## WORK TO DO:
Each line of the material must be returned exactly.

---------- RECORD SET

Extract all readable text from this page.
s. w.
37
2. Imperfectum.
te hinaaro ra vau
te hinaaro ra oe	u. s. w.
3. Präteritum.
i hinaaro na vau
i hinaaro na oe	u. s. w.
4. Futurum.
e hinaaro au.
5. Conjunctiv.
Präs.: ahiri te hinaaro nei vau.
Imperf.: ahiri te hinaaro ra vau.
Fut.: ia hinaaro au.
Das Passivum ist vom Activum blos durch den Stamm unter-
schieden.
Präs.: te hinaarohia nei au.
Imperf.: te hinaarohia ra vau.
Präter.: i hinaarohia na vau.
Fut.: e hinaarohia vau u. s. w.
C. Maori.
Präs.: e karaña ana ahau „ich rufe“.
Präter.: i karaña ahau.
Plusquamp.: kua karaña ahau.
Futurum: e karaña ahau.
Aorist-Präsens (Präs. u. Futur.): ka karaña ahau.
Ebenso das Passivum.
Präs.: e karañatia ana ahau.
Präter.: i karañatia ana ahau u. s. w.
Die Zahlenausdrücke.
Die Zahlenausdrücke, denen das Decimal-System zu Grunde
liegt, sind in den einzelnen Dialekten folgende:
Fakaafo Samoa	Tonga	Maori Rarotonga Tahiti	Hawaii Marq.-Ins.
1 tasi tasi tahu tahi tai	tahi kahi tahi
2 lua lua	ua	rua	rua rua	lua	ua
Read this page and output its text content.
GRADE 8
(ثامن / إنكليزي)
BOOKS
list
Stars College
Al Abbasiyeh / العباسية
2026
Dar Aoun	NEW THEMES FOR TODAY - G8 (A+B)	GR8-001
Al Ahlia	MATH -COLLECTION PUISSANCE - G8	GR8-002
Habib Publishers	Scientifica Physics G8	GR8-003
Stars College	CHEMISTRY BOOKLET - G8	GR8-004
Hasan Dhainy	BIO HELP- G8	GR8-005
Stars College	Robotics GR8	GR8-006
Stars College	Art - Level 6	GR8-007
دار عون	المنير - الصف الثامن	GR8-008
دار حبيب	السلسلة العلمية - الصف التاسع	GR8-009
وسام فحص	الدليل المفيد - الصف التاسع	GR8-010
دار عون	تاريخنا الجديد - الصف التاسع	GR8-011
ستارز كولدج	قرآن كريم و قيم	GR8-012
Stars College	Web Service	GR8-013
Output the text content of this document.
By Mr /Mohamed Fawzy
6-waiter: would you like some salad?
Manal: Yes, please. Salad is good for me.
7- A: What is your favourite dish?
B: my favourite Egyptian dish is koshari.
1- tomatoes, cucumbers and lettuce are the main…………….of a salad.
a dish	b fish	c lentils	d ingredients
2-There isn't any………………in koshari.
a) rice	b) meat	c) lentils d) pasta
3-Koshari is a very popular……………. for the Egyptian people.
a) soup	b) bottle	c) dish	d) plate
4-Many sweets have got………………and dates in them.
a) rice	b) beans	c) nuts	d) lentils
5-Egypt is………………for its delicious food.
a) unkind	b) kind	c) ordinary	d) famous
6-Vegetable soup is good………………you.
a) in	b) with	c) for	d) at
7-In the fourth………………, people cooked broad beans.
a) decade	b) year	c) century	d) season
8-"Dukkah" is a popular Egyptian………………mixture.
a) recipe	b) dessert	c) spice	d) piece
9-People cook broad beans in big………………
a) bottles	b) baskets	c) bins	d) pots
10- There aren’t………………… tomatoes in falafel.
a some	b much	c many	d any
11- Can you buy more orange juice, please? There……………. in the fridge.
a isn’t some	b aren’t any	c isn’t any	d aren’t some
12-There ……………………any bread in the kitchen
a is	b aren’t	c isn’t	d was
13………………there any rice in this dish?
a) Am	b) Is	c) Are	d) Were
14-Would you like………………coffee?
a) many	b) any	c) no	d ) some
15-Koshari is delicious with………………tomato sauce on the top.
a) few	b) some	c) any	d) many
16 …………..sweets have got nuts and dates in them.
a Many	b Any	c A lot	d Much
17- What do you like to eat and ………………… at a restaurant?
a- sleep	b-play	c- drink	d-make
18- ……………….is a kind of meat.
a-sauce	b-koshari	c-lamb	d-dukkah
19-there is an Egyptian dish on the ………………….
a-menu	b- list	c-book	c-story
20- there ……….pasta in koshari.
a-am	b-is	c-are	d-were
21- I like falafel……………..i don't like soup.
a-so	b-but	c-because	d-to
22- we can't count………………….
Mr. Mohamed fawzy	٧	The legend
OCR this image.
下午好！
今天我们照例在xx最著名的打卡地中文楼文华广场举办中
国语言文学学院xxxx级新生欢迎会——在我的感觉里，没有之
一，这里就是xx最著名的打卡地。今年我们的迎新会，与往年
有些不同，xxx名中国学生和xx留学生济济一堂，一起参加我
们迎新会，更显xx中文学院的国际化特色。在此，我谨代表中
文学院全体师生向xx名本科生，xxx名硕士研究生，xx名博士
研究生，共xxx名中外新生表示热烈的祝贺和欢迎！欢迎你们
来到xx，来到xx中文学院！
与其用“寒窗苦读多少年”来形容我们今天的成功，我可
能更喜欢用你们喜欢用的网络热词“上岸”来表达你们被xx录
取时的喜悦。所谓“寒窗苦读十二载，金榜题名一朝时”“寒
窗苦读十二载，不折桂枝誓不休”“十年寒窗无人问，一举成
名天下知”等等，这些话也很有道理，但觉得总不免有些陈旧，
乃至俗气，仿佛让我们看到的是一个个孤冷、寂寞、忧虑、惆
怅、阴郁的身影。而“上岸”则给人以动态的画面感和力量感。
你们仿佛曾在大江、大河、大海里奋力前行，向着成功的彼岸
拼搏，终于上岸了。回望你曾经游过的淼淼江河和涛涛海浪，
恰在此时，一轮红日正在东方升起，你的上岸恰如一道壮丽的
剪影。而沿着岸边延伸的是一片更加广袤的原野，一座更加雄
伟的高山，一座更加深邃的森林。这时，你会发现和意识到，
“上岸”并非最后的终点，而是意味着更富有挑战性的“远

--------------------

## SOLUTION TO THE PROBLEM:
Extract all readable text from this page.
s. w.
37
2. Imperfectum.
te hinaaro ra vau
te hinaaro ra oe	u. s. w.
3. Präteritum.
i hinaaro na vau
i hinaaro na oe	u. s. w.
4. Futurum.
e hinaaro au.
5. Conjunctiv.
Präs.: ahiri te hinaaro nei vau.
Imperf.: ahiri te hinaaro ra vau.
Fut.: ia hinaaro au.
Das Passivum ist vom Activum blos durch den Stamm unter-
schieden.
Präs.: te hinaarohia nei au.
Imperf.: te hinaarohia ra vau.
Präter.: i hinaarohia na vau.
Fut.: e hinaarohia vau u. s. w.
C. Maori.
Präs.: e karaña ana ahau „ich rufe“.
Präter.: i karaña ahau.
Plusquamp.: kua karaña ahau.
Futurum: e karaña ahau.
Aorist-Präsens (Präs. u. Futur.): ka karaña ahau.
Ebenso das Passivum.
Präs.: e karañatia ana ahau.
Präter.: i karañatia ana ahau u. s. w.
Die Zahlenausdrücke.
Die Zahlenausdrücke, denen das Decimal-System zu Grunde
liegt, sind in den einzelnen Dialekten folgende:
Fakaafo Samoa	Tonga	Maori Rarotonga Tahiti	Hawaii Marq.-Ins.
1 tasi tasi tahu tahi tai	tahi kahi tahi
2 lua lua	ua	rua	rua rua	lua	ua
Read this page and output its text content.
GRADE 8
(ثامن / إنكليزي)
BOOKS
list
Stars College
Al Abbasiyeh / العباسية
2026
Dar Aoun	NEW THEMES FOR TODAY - G8 (A+B)	GR8-001
Al Ahlia	MATH -COLLECTION PUISSANCE - G8	GR8-002
Habib Publishers	Scientifica Physics G8	GR8-003
Stars College	CHEMISTRY BOOKLET - G8	GR8-004
Hasan Dhainy	BIO HELP- G8	GR8-005
Stars College	Robotics GR8	GR8-006
Stars College	Art - Level 6	GR8-007
دار عون	المنير - الصف الثامن	GR8-008
دار حبيب	السلسلة العلمية - الصف التاسع	GR8-009
وسام فحص	الدليل المفيد - الصف التاسع	GR8-010
دار عون	تاريخنا الجديد - الصف التاسع	GR8-011
ستارز كولدج	قرآن كريم و قيم	GR8-012
Stars College	Web Service	GR8-013
Output the text content of this document.
By Mr /Mohamed Fawzy
6-waiter: would you like some salad?
Manal: Yes, please. Salad is good for me.
7- A: What is your favourite dish?
B: my favourite Egyptian dish is koshari.
1- tomatoes, cucumbers and lettuce are the main…………….of a salad.
a dish	b fish	c lentils	d ingredients
2-There isn't any………………in koshari.
a) rice	b) meat	c) lentils d) pasta
3-Koshari is a very popular……………. for the Egyptian people.
a) soup	b) bottle	c) dish	d) plate
4-Many sweets have got………………and dates in them.
a) rice	b) beans	c) nuts	d) lentils
5-Egypt is………………for its delicious food.
a) unkind	b) kind	c) ordinary	d) famous
6-Vegetable soup is good………………you.
a) in	b) with	c) for	d) at
7-In the fourth………………, people cooked broad beans.
a) decade	b) year	c) century	d) season
8-"Dukkah" is a popular Egyptian………………mixture.
a) recipe	b) dessert	c) spice	d) piece
9-People cook broad beans in big………………
a) bottles	b) baskets	c) bins	d) pots
10- There aren’t………………… tomatoes in falafel.
a some	b much	c many	d any
11- Can you buy more orange juice, please? There……………. in the fridge.
a isn’t some	b aren’t any	c isn’t any	d aren’t some
12-There ……………………any bread in the kitchen
a is	b aren’t	c isn’t	d was
13………………there any rice in this dish?
a) Am	b) Is	c) Are	d) Were
14-Would you like………………coffee?
a) many	b) any	c) no	d ) some
15-Koshari is delicious with………………tomato sauce on the top.
a) few	b) some	c) any	d) many
16 …………..sweets have got nuts and dates in them.
a Many	b Any	c A lot	d Much
17- What do you like to eat and ………………… at a restaurant?
a- sleep	b-play	c- drink	d-make
18- ……………….is a kind of meat.
a-sauce	b-koshari	c-lamb	d-dukkah
19-there is an Egyptian dish on the ………………….
a-menu	b- list	c-book	c-story
20- there ……….pasta in koshari.
a-am	b-is	c-are	d-were
21- I like falafel……………..i don't like soup.
a-so	b-but	c-because	d-to
22- we can't count………………….
Mr. Mohamed fawzy	٧	The legend
OCR this image.
下午好！
今天我们照例在xx最著名的打卡地中文楼文华广场举办中
国语言文学学院xxxx级新生欢迎会——在我的感觉里，没有之
一，这里就是xx最著名的打卡地。今年我们的迎新会，与往年
有些不同，xxx名中国学生和xx留学生济济一堂，一起参加我
们迎新会，更显xx中文学院的国际化特色。在此，我谨代表中
文学院全体师生向xx名本科生，xxx名硕士研究生，xx名博士
研究生，共xxx名中外新生表示热烈的祝贺和欢迎！欢迎你们
来到xx，来到xx中文学院！
与其用“寒窗苦读多少年”来形容我们今天的成功，我可
能更喜欢用你们喜欢用的网络热词“上岸”来表达你们被xx录
取时的喜悦。所谓“寒窗苦读十二载，金榜题名一朝时”“寒
窗苦读十二载，不折桂枝誓不休”“十年寒窗无人问，一举成
名天下知”等等，这些话也很有道理，但觉得总不免有些陈旧，
乃至俗气，仿佛让我们看到的是一个个孤冷、寂寞、忧虑、惆
怅、阴郁的身影。而“上岸”则给人以动态的画面感和力量感。
你们仿佛曾在大江、大河、大海里奋力前行，向着成功的彼岸
拼搏，终于上岸了。回望你曾经游过的淼淼江河和涛涛海浪，
恰在此时，一轮红日正在东方升起，你的上岸恰如一道壮丽的
剪影。而沿着岸边延伸的是一片更加广袤的原野，一座更加雄
伟的高山，一座更加深邃的森林。这时，你会发现和意识到，
“上岸”并非最后的终点，而是意味着更富有挑战性的“远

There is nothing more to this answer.